(Dataset entries)
-----

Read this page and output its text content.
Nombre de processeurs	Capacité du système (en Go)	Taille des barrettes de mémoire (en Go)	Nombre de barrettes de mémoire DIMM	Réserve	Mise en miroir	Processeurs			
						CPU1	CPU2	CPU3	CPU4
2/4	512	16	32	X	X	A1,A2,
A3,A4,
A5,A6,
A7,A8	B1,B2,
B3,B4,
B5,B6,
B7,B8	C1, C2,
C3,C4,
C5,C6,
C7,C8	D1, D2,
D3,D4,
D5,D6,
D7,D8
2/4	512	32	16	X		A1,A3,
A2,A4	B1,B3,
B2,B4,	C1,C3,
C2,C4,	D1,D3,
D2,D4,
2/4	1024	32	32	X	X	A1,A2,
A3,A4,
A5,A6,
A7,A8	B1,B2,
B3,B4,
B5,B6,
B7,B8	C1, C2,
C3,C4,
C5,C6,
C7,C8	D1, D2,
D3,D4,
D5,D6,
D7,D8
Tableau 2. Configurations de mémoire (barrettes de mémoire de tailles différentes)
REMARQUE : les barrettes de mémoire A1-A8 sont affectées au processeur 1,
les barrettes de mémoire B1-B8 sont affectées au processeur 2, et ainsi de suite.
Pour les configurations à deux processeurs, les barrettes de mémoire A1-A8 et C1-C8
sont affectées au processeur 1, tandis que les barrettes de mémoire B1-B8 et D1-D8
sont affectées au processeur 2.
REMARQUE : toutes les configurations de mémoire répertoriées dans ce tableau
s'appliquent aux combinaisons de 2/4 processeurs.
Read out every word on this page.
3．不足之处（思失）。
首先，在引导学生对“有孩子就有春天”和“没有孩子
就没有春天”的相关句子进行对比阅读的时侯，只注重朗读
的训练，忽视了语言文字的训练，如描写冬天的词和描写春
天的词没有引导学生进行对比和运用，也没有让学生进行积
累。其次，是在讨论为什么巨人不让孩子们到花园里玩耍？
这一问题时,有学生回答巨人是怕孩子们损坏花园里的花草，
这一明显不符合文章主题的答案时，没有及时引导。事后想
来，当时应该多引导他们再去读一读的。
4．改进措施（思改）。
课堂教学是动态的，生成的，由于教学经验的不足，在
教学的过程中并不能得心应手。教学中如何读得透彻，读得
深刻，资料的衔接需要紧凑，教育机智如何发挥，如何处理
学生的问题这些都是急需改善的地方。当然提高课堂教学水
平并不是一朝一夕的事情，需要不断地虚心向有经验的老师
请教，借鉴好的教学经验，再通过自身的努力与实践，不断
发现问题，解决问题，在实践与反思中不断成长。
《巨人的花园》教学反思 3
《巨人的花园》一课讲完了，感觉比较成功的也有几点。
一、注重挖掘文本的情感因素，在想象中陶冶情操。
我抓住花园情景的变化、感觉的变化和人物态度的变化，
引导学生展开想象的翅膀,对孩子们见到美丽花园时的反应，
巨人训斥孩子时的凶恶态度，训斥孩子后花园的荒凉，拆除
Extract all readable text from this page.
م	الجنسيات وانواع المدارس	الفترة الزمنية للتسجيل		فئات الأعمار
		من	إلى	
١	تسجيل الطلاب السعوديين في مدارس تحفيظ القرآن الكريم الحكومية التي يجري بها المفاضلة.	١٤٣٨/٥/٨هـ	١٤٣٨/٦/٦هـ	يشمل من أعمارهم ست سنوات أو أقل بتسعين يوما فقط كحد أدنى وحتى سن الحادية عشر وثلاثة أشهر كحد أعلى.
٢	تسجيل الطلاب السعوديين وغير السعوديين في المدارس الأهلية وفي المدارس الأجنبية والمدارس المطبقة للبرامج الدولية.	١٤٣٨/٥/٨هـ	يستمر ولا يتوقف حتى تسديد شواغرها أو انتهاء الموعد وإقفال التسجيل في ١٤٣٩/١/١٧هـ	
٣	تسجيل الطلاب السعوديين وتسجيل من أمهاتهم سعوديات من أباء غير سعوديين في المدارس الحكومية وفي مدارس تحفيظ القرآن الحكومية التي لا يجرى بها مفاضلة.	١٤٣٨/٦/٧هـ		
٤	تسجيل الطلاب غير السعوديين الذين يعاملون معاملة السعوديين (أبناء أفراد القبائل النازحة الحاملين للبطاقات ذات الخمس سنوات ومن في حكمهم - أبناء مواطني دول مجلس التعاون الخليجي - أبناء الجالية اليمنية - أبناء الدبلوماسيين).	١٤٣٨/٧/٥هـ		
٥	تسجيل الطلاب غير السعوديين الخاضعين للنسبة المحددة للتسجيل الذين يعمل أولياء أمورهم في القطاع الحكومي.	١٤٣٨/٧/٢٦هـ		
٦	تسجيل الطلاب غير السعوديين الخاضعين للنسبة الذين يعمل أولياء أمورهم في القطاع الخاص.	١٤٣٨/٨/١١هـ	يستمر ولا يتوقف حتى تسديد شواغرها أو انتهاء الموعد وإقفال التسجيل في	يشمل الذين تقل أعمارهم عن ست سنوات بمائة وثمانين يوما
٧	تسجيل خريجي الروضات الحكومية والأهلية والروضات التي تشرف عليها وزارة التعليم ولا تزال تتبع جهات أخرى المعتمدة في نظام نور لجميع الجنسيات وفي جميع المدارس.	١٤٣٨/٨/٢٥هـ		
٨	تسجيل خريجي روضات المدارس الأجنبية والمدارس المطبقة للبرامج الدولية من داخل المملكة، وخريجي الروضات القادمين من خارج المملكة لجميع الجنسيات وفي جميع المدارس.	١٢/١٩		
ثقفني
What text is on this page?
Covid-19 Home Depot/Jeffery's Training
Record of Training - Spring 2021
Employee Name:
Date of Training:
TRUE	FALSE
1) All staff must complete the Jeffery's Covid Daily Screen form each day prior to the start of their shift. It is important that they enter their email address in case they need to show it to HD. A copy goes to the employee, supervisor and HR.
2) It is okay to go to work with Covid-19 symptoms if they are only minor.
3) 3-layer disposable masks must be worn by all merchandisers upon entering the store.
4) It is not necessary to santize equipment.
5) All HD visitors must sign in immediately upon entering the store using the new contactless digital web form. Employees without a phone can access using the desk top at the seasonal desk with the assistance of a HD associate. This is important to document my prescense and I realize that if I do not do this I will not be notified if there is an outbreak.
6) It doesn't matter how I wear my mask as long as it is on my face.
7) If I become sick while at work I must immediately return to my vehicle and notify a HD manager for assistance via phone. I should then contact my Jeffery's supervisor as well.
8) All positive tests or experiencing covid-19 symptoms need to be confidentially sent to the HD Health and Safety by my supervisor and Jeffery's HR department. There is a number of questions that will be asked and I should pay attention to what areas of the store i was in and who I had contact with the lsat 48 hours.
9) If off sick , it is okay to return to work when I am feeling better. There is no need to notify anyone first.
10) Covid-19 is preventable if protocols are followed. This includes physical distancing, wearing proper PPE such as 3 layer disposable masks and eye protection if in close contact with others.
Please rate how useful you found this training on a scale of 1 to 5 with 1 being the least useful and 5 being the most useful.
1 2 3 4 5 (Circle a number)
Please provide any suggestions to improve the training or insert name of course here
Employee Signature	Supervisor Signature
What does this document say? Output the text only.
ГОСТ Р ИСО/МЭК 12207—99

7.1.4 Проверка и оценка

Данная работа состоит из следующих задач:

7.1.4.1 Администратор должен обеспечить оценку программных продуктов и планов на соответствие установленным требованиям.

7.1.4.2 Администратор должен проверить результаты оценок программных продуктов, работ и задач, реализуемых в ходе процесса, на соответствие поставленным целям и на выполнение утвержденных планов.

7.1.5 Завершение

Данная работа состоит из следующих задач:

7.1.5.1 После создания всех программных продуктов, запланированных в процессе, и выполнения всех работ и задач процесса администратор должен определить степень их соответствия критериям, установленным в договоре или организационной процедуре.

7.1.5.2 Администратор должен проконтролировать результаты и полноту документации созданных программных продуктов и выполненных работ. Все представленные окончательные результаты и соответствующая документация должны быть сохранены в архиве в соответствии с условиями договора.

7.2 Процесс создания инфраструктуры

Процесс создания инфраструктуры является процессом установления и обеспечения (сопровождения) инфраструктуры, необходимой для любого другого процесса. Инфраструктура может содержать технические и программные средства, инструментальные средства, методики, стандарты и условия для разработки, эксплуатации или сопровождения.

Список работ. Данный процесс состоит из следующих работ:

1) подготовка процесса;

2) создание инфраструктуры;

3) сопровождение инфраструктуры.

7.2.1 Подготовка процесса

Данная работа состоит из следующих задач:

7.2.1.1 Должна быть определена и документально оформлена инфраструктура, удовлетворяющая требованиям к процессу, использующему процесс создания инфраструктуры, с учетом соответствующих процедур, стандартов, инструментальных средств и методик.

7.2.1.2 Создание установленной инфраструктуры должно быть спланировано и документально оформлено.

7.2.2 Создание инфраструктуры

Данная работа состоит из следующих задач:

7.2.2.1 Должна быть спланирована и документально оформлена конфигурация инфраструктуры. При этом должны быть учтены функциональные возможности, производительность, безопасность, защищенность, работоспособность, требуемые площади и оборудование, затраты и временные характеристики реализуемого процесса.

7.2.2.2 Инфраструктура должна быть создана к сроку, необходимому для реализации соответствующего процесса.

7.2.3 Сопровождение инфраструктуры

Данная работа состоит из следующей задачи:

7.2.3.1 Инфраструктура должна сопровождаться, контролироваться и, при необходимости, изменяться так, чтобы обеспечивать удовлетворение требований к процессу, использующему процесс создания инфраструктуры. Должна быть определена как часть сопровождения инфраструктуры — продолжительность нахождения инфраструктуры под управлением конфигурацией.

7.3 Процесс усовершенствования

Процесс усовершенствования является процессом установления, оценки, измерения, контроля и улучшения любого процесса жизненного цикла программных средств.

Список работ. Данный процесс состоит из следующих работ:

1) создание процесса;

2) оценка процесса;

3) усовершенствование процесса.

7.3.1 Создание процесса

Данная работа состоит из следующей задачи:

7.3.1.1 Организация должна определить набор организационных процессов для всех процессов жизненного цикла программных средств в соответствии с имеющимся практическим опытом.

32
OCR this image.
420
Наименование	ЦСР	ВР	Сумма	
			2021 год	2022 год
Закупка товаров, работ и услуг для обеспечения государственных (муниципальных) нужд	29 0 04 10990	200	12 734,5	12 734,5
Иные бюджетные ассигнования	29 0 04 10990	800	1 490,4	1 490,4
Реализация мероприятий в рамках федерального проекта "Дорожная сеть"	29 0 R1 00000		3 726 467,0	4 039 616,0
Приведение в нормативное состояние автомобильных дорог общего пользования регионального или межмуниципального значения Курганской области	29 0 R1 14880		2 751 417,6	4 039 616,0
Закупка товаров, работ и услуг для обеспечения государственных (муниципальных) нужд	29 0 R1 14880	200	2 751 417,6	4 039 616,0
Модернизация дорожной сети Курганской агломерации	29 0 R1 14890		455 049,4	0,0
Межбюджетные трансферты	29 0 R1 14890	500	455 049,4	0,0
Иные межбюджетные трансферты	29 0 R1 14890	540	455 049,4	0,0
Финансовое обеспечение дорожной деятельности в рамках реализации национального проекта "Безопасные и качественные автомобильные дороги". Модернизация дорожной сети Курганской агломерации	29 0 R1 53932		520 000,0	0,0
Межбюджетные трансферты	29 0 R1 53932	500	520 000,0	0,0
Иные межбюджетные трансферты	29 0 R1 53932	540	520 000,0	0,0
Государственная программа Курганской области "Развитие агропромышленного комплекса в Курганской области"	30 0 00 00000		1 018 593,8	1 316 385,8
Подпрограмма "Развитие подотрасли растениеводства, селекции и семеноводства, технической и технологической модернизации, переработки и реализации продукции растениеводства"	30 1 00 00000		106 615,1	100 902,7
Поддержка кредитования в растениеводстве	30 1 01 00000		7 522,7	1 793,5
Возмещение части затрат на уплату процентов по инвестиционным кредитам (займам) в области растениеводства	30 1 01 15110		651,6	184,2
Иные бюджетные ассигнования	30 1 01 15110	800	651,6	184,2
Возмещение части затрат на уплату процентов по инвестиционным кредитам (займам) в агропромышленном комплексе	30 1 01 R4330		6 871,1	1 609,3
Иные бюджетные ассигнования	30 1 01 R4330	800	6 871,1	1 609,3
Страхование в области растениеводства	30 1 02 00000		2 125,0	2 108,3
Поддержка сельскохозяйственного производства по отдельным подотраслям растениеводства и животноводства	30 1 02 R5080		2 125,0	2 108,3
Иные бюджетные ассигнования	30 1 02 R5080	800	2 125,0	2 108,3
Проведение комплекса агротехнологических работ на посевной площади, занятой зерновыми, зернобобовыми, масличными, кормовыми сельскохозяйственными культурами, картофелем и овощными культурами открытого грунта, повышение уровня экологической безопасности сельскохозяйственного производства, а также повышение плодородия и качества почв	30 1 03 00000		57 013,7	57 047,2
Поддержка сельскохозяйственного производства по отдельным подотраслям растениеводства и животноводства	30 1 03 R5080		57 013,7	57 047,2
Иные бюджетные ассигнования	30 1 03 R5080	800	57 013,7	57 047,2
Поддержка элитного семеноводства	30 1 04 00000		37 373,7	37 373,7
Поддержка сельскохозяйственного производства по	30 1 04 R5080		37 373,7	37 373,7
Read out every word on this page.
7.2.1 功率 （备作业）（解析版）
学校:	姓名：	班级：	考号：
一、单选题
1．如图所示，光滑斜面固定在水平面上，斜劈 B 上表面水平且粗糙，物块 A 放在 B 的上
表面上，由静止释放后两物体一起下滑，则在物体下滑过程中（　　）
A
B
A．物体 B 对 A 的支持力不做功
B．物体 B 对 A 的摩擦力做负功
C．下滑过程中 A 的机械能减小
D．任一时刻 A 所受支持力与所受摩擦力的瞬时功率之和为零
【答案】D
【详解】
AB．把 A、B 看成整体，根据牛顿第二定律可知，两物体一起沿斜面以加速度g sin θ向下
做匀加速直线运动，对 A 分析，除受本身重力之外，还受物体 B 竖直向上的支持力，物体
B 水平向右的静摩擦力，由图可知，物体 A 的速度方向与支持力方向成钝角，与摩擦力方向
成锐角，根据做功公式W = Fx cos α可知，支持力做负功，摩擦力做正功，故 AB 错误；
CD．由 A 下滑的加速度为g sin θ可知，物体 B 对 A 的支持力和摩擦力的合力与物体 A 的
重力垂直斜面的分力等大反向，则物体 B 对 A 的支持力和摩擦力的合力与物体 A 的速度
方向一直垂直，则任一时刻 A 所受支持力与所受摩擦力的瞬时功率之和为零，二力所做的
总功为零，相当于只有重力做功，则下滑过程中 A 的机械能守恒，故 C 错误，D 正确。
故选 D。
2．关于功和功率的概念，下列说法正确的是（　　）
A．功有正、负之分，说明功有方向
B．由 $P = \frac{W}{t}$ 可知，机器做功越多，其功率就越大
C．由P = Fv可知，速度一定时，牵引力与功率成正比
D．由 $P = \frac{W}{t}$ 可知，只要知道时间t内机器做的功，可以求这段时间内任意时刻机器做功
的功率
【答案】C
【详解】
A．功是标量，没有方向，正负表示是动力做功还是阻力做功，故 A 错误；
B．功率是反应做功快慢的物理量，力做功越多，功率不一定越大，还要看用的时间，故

-----

→ GIVEN TASK
Write out each line of the data that holds the string "الروضات".

→ RESULT OF THIS EXERCISE
٧	تسجيل خريجي الروضات الحكومية والأهلية والروضات التي تشرف عليها وزارة التعليم ولا تزال تتبع جهات أخرى المعتمدة في نظام نور لجميع الجنسيات وفي جميع المدارس.	١٤٣٨/٨/٢٥هـ		
٨	تسجيل خريجي روضات المدارس الأجنبية والمدارس المطبقة للبرامج الدولية من داخل المملكة، وخريجي الروضات القادمين من خارج المملكة لجميع الجنسيات وفي جميع المدارس.	١٢/١٩		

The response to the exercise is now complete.